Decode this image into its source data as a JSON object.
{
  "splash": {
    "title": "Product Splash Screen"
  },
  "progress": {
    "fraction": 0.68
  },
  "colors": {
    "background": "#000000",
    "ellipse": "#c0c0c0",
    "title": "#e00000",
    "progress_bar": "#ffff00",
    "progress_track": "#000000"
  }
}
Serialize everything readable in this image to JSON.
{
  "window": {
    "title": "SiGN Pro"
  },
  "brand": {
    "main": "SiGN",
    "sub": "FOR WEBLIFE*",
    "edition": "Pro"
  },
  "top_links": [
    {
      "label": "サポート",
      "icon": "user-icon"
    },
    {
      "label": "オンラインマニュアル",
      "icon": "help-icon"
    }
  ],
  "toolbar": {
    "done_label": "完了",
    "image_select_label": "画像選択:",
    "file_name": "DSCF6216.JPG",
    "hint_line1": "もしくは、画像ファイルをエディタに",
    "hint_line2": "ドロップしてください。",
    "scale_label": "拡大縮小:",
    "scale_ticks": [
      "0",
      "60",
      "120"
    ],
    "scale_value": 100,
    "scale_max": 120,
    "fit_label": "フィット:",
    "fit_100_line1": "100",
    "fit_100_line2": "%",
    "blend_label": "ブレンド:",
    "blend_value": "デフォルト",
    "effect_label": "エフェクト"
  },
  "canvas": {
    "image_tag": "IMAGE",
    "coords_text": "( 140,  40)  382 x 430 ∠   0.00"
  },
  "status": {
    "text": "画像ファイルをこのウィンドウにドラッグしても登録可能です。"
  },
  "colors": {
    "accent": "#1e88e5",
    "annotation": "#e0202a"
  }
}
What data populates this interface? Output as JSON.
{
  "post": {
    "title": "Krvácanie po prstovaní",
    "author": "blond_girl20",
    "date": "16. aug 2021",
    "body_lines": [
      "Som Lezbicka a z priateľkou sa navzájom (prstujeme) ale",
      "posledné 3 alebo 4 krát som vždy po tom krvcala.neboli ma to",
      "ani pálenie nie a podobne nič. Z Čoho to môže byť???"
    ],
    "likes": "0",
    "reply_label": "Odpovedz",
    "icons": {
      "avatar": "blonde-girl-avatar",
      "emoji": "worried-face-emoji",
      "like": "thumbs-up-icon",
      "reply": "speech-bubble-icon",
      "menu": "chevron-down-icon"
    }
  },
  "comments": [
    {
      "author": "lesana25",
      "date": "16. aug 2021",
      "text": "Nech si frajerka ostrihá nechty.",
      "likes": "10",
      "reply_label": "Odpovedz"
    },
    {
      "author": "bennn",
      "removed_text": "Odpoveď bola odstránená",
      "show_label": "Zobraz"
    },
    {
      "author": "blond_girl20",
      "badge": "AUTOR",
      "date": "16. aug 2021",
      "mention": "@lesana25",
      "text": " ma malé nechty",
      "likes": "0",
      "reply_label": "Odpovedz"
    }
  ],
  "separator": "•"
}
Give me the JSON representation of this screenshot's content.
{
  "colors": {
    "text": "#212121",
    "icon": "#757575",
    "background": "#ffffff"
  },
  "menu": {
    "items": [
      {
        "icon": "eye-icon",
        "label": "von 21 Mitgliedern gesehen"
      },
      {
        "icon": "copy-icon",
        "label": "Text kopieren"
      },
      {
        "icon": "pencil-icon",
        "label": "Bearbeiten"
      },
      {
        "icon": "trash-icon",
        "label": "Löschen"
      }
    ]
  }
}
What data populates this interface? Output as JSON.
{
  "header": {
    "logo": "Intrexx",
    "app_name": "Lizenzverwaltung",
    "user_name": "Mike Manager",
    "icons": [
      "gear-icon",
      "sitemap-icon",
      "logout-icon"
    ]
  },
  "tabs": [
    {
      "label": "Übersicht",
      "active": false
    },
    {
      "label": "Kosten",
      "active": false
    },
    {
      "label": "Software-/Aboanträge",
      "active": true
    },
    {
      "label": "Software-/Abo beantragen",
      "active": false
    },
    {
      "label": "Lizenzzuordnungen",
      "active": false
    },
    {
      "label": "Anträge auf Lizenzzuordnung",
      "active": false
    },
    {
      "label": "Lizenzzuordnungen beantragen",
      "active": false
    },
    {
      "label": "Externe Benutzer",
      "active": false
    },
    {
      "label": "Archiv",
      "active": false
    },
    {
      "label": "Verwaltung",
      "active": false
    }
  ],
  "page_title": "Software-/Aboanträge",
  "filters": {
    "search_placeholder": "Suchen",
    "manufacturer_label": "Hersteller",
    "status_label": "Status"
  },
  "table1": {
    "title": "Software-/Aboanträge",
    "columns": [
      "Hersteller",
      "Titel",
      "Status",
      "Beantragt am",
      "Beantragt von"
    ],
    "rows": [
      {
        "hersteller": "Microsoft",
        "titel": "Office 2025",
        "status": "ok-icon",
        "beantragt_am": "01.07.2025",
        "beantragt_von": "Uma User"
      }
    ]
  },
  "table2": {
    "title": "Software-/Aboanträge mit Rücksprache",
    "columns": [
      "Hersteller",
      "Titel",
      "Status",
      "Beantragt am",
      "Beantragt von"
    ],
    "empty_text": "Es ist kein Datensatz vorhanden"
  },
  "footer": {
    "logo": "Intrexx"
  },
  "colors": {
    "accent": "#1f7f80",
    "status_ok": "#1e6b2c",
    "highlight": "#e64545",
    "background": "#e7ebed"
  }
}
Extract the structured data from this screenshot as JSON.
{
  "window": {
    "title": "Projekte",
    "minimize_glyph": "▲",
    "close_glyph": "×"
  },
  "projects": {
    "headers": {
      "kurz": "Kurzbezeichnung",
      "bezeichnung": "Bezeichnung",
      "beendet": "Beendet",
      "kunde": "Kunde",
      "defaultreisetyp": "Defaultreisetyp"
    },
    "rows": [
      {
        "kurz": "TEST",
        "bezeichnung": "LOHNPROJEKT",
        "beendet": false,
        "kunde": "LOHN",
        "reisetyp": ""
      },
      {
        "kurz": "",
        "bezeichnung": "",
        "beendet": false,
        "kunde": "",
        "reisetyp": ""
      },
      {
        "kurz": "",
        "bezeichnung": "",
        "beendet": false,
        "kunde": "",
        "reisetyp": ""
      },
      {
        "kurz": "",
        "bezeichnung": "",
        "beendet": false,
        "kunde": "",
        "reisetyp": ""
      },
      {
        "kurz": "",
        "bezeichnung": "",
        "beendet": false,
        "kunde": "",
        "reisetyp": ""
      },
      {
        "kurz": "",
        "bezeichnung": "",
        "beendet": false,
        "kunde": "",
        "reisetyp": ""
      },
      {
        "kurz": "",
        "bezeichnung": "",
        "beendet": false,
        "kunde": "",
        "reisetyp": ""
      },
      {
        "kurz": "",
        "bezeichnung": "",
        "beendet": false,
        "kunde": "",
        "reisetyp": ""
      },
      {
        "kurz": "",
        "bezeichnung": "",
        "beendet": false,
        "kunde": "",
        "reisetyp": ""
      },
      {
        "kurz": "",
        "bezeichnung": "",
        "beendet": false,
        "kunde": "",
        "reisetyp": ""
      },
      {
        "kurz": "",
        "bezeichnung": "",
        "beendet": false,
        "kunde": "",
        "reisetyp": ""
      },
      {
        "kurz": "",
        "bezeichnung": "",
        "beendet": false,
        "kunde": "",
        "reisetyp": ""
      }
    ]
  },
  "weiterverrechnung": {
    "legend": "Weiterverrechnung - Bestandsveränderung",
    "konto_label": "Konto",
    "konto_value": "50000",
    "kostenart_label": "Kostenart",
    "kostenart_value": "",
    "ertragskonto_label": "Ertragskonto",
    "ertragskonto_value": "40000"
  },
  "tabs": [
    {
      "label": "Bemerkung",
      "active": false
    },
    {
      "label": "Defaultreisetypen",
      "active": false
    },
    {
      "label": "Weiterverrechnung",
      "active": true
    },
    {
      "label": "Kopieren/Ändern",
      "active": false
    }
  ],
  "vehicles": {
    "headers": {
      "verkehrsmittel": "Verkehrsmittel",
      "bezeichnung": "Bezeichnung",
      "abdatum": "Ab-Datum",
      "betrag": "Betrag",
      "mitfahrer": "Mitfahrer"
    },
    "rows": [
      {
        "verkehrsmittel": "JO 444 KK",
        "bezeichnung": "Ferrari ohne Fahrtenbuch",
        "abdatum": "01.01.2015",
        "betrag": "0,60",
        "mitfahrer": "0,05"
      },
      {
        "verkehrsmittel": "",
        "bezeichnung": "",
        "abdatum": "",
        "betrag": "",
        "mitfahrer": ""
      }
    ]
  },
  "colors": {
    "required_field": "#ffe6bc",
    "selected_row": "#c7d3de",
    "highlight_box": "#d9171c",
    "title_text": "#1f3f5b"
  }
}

_____

- _REQUIRED WORK_: Isolate the lines that hold the word "data" and copy all of them.

- _RESPONSE TO THIS EXERCISE_:
Decode this image into its source data as a JSON object.
What data populates this interface? Output as JSON.
What data populates this interface? Output as JSON.
Extract the structured data from this screenshot as JSON.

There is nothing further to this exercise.